_WORK TO DO_. Transcribe exactly the lines from the one holding "OCR this image." to the end of the data below, including both of those lines and no others.
***** INFORMATION GIVEN
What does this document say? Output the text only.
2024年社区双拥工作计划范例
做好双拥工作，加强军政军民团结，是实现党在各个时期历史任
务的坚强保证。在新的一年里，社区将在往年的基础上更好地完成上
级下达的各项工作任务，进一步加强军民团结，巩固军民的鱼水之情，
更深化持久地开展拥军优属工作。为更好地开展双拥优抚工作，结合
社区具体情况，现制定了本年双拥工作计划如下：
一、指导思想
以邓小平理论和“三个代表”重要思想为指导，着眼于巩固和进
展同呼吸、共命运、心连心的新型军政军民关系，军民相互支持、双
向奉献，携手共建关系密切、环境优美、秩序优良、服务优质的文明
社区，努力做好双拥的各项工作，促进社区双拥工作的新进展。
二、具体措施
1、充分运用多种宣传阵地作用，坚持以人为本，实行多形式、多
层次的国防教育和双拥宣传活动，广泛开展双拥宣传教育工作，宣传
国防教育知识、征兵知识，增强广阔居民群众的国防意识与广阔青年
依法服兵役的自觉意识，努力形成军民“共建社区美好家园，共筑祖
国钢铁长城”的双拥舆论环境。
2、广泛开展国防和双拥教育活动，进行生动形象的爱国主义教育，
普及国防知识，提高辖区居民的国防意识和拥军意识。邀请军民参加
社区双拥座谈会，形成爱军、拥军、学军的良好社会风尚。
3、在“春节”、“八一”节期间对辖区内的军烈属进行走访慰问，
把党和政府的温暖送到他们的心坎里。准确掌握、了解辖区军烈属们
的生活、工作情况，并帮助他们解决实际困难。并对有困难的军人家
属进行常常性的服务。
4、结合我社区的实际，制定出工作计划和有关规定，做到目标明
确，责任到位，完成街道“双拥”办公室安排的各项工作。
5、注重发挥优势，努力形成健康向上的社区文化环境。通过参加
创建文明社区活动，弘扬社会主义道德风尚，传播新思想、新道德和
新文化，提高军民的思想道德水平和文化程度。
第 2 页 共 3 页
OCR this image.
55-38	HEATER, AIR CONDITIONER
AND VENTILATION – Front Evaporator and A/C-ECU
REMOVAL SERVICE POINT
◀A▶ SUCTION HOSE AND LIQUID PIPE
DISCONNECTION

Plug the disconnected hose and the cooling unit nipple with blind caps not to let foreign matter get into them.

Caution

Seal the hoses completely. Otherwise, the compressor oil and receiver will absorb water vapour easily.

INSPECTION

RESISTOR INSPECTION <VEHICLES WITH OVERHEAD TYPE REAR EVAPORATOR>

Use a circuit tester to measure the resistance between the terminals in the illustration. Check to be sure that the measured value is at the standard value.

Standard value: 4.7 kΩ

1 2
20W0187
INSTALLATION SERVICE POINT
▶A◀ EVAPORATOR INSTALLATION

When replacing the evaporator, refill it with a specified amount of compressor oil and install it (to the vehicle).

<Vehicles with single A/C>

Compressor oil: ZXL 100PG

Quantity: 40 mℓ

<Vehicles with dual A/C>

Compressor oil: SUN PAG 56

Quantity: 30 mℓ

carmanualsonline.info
**********
_EXPECTED ANSWER_.
OCR this image.
55-38	HEATER, AIR CONDITIONER
AND VENTILATION – Front Evaporator and A/C-ECU
REMOVAL SERVICE POINT
◀A▶ SUCTION HOSE AND LIQUID PIPE
DISCONNECTION

Plug the disconnected hose and the cooling unit nipple with blind caps not to let foreign matter get into them.

Caution

Seal the hoses completely. Otherwise, the compressor oil and receiver will absorb water vapour easily.

INSPECTION

RESISTOR INSPECTION <VEHICLES WITH OVERHEAD TYPE REAR EVAPORATOR>

Use a circuit tester to measure the resistance between the terminals in the illustration. Check to be sure that the measured value is at the standard value.

Standard value: 4.7 kΩ

1 2
20W0187
INSTALLATION SERVICE POINT
▶A◀ EVAPORATOR INSTALLATION

When replacing the evaporator, refill it with a specified amount of compressor oil and install it (to the vehicle).

<Vehicles with single A/C>

Compressor oil: ZXL 100PG

Quantity: 40 mℓ

<Vehicles with dual A/C>

Compressor oil: SUN PAG 56

Quantity: 30 mℓ

carmanualsonline.info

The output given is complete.